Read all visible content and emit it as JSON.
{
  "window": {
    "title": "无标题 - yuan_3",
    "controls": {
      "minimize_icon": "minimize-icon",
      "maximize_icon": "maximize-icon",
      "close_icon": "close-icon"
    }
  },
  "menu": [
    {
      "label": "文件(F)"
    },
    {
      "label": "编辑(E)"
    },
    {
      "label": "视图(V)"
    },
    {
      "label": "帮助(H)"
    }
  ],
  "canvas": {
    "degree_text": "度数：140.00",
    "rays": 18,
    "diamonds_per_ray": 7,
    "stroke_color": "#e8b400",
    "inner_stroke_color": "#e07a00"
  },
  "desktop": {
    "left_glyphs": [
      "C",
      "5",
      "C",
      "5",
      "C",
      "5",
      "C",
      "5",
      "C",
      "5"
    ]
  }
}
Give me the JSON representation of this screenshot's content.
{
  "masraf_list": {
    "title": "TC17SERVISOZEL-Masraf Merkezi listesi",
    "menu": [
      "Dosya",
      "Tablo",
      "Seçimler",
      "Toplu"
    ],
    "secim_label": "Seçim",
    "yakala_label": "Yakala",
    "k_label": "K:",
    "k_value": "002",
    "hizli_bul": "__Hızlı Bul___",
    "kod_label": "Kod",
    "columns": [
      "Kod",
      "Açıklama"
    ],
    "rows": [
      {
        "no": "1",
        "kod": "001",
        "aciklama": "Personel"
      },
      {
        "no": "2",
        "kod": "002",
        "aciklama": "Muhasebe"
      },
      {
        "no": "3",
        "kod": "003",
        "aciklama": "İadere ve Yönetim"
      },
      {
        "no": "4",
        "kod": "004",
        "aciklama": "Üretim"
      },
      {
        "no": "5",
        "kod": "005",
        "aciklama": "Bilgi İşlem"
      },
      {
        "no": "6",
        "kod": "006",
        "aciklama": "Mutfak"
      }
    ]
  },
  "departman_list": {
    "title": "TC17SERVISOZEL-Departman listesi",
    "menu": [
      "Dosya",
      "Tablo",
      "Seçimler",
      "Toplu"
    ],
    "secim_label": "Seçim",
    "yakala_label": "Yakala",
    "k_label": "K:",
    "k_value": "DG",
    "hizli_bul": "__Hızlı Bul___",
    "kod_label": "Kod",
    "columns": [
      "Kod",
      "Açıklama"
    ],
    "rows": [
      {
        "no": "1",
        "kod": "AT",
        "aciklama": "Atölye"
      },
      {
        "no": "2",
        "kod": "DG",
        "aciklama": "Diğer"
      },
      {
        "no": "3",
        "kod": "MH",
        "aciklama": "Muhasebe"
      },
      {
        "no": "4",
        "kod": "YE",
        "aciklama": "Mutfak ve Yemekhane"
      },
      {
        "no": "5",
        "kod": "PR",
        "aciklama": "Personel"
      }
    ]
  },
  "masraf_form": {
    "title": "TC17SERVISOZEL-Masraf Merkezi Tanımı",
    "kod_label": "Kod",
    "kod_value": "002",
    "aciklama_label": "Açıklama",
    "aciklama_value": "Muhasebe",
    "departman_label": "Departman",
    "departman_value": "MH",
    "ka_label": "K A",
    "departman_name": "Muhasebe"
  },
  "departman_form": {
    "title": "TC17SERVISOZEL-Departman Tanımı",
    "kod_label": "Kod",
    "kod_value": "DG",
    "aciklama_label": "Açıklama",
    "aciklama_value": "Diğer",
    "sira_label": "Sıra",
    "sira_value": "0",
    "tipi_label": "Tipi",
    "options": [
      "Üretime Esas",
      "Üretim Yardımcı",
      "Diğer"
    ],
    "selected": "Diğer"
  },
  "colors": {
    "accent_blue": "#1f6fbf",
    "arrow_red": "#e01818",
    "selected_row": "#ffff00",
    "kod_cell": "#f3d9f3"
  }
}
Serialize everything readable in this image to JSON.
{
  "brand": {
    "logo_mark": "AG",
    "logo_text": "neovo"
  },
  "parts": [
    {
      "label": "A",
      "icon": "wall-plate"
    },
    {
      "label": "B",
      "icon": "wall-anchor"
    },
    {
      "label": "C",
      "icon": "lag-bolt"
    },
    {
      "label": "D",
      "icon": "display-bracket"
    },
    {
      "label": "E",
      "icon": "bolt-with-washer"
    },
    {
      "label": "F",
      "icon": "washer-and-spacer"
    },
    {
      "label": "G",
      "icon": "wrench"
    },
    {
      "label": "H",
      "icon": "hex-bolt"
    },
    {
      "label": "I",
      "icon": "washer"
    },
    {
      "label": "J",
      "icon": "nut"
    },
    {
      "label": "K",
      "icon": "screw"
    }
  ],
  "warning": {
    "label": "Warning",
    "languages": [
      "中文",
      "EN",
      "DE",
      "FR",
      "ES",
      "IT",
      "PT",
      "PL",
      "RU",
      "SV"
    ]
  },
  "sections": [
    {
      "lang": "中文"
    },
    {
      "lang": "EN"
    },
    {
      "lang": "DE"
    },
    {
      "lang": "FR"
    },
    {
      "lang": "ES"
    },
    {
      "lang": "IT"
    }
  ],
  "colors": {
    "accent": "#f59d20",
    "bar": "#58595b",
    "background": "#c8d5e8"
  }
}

Exercise requirements:
Find the lines above that contain the word "bolt" and collect them.

Complete answer:
      "icon": "lag-bolt"
      "icon": "bolt-with-washer"
      "icon": "hex-bolt"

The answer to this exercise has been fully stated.